A tábua da sexuação de Lacan serve como instrumento lógico para pensar essas posições. Do lado masculino, o sujeito se constitui pela regra fálica e por uma exceção mítica — o “pai da horda” que não é castrado. Do lado feminino, não há totalização: a mulher é “não-toda” regida pela lei fálica, restando-lhe uma abertura ao gozo Outro. É justamente essa abertura ao ilimitado, ao fora-do-sexo, que suscita o fascínio e o terror no masculino.
“As fórmulas da sexuação foram esboçadas por Lacan no seminário “Ou pior...” e no escrito “O aturdito”, mas é no seminário XX – Mais, ainda... que sua forma definitiva será apresentada. O mito do Pai da Horda, referido por Freud (1913) no texto “Totem e Tabu”, será utilizado por Lacan para mostrar que a condição do todo é a exceção, ou seja, na sexuação dos sujeitos, aquele que pode tudo, que não tem limites, que não tem divisão, só pode ser situado miticamente, e fica de fora das trocas humanas. Para estruturar seu pensamento acerca da grande questão das diferenças, Lacan propõe, na tábua da sexuação, uma secção, uma divisão, um lado HOMEM e um lado MULHER, para evidenciar as posições subjetivas assumidas pelo sujeito frente ao gozo. Desde já é interessante pensarmos que o sujeito que se coloca do lado homem, marcado por essa posição, não precisa ser necessariamente um homem; pode ser um sujeito mulher que se experimenta subjetivamente enquanto homem e vice-versa. Afinal, como já observava Freud, todos nós somos, em certa medida, bissexuais.”
A devastação no masculino, portanto, não se restringe ao campo da psicose; ela pode atravessar a experiência amorosa e social, surgindo quando o sujeito se sente invadido por um gozo que não pode simbolizar. O amor — esse espaço onde o sujeito arrisca sua consistência — pode ser tanto o lugar do milagre quanto o da catástrofe.

→ LINHAS EXTRAÍDAS
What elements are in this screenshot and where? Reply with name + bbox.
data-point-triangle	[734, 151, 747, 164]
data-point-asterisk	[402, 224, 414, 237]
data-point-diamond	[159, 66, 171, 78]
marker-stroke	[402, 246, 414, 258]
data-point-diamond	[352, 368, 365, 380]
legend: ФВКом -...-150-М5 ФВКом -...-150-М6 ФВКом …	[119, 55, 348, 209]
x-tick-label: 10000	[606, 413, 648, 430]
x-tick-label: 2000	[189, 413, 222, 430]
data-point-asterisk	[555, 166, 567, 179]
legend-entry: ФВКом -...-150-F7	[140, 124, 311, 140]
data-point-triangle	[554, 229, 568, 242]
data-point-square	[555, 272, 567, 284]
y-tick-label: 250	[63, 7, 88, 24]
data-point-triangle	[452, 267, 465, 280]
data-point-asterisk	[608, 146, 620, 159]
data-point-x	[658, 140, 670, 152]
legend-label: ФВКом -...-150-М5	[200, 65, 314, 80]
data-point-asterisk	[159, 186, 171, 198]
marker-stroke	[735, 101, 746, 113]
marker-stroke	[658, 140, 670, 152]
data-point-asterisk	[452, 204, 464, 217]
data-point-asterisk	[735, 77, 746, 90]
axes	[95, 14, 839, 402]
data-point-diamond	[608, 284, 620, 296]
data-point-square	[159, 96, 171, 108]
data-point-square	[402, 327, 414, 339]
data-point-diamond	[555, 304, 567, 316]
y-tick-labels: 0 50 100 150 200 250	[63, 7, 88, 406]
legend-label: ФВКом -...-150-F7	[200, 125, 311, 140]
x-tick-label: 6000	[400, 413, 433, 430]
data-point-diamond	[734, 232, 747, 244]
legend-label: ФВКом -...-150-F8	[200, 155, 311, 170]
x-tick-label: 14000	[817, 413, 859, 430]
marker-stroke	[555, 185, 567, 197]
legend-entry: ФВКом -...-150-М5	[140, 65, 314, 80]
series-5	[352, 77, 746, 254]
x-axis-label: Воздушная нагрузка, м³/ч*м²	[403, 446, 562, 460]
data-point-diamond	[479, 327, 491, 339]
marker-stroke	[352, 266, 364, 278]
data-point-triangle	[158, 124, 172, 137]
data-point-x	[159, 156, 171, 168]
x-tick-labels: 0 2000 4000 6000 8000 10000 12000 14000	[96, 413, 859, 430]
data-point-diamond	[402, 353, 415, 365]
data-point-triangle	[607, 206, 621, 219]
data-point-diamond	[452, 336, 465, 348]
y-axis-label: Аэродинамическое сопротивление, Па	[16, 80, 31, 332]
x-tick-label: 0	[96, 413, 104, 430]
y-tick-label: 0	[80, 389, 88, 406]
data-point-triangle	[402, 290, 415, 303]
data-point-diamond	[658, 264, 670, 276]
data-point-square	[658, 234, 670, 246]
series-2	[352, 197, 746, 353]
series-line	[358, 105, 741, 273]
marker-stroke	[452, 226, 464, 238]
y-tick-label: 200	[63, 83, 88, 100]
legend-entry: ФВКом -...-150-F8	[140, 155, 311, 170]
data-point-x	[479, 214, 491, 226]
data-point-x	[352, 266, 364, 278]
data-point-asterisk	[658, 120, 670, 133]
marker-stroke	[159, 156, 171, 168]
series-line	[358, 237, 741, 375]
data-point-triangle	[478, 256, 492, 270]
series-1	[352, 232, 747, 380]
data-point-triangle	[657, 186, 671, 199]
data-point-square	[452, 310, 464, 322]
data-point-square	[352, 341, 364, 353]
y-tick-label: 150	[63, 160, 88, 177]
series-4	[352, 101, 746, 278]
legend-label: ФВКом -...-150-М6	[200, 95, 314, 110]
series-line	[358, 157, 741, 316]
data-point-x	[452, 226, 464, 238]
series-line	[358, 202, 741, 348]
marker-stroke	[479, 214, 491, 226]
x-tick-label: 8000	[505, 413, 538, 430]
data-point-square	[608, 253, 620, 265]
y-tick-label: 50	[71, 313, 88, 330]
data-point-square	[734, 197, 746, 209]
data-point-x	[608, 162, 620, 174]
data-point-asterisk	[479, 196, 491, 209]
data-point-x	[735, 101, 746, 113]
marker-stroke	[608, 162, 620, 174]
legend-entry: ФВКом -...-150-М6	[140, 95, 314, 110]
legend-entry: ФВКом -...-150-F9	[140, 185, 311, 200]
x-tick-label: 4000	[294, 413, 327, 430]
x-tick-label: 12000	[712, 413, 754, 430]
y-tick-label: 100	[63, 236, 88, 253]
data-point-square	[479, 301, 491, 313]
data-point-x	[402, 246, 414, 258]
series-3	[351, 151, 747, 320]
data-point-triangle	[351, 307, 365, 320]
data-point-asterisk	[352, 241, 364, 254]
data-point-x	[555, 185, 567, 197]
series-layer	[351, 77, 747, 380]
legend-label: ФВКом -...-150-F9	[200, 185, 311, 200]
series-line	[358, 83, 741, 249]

→ ENUNCIADO
Transcreva do excerto o trecho que se inicia pelas palavras "A devastação no" e vai até "o da catástrofe.". Baseie-se somente no excerto, sem recorrer às linhas.

→ RESPOSTA
A devastação no masculino, portanto, não se restringe ao campo da psicose; ela pode atravessar a experiência amorosa e social, surgindo quando o sujeito se sente invadido por um gozo que não pode simbolizar. O amor — esse espaço onde o sujeito arrisca sua consistência — pode ser tanto o lugar do milagre quanto o da catástrofe.